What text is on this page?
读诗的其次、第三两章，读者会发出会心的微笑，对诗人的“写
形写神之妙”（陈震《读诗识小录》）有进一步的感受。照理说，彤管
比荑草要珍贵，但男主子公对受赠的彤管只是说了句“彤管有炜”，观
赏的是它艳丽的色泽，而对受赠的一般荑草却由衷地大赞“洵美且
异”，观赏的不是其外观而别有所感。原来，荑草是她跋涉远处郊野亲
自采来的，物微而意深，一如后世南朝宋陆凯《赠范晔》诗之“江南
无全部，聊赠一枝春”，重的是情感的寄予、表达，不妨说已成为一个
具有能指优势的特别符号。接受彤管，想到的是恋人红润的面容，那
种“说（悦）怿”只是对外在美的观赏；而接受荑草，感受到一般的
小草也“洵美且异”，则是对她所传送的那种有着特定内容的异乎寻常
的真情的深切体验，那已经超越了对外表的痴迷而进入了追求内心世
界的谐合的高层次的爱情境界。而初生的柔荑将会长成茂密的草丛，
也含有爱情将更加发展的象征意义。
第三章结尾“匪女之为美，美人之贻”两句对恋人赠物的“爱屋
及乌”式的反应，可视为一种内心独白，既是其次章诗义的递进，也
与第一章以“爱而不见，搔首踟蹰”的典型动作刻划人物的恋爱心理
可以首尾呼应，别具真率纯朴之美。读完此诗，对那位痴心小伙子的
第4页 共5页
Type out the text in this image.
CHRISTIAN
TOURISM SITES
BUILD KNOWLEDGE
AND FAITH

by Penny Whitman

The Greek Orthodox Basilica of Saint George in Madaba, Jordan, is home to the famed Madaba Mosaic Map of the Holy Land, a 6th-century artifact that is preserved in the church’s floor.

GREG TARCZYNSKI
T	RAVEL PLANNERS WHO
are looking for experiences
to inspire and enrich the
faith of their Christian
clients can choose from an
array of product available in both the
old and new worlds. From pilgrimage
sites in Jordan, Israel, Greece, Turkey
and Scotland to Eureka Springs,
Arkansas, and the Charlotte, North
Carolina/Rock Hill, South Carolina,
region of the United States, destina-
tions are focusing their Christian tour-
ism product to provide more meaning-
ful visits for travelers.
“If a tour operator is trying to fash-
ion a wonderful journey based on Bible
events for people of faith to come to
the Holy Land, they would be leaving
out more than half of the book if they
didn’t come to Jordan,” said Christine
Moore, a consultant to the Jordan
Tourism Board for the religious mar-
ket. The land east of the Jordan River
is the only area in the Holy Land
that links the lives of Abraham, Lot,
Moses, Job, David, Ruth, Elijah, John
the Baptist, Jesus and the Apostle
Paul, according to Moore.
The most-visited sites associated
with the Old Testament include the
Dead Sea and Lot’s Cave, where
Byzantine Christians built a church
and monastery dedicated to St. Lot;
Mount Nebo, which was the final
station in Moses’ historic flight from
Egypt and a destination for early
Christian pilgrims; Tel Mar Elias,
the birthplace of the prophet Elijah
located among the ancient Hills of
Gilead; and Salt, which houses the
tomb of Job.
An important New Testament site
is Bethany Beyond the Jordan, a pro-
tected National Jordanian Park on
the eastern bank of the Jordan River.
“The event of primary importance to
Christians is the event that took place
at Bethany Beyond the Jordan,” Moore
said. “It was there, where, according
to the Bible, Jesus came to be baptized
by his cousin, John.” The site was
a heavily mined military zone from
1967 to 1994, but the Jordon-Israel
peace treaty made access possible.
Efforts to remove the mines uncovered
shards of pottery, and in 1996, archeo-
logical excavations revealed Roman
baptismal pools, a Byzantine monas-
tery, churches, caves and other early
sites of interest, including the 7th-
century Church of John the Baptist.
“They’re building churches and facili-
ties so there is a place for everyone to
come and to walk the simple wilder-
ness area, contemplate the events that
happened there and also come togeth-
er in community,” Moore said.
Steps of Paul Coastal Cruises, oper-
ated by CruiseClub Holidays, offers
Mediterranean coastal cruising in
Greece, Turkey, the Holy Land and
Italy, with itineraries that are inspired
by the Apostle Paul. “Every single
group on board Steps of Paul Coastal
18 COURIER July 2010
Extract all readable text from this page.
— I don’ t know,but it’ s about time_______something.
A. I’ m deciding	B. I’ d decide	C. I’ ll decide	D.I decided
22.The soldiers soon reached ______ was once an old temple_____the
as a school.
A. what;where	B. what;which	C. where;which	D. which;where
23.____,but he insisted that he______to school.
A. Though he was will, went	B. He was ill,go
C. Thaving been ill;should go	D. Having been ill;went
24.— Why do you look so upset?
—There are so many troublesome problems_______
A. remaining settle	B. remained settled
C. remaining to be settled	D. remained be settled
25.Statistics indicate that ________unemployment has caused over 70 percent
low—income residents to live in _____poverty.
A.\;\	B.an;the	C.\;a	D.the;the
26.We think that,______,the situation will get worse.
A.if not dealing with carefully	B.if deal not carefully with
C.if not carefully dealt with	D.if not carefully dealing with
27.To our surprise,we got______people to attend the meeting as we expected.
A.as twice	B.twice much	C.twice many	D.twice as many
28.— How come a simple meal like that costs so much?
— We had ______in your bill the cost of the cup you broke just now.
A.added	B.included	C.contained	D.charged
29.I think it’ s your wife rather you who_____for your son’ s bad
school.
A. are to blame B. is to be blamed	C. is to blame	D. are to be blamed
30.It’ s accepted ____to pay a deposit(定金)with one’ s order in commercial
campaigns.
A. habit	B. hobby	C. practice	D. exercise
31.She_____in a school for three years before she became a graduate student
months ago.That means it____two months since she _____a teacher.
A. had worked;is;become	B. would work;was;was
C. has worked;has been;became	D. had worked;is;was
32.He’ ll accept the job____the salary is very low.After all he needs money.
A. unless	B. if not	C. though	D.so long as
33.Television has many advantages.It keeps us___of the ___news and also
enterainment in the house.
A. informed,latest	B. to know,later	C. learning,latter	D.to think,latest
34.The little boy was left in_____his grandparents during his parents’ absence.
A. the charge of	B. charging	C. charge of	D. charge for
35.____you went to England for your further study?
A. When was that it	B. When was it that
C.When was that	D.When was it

- DIRECTIONS: In the entries above, identify each line that includes the string "with", then copy it.

- SOLVED EXERCISE:
with the Old Testament include the
Italy, with itineraries that are inspired
A.if not dealing with carefully	B.if deal not carefully with
C.if not carefully dealt with	D.if not carefully dealing with
30.It’ s accepted ____to pay a deposit(定金)with one’ s order in commercial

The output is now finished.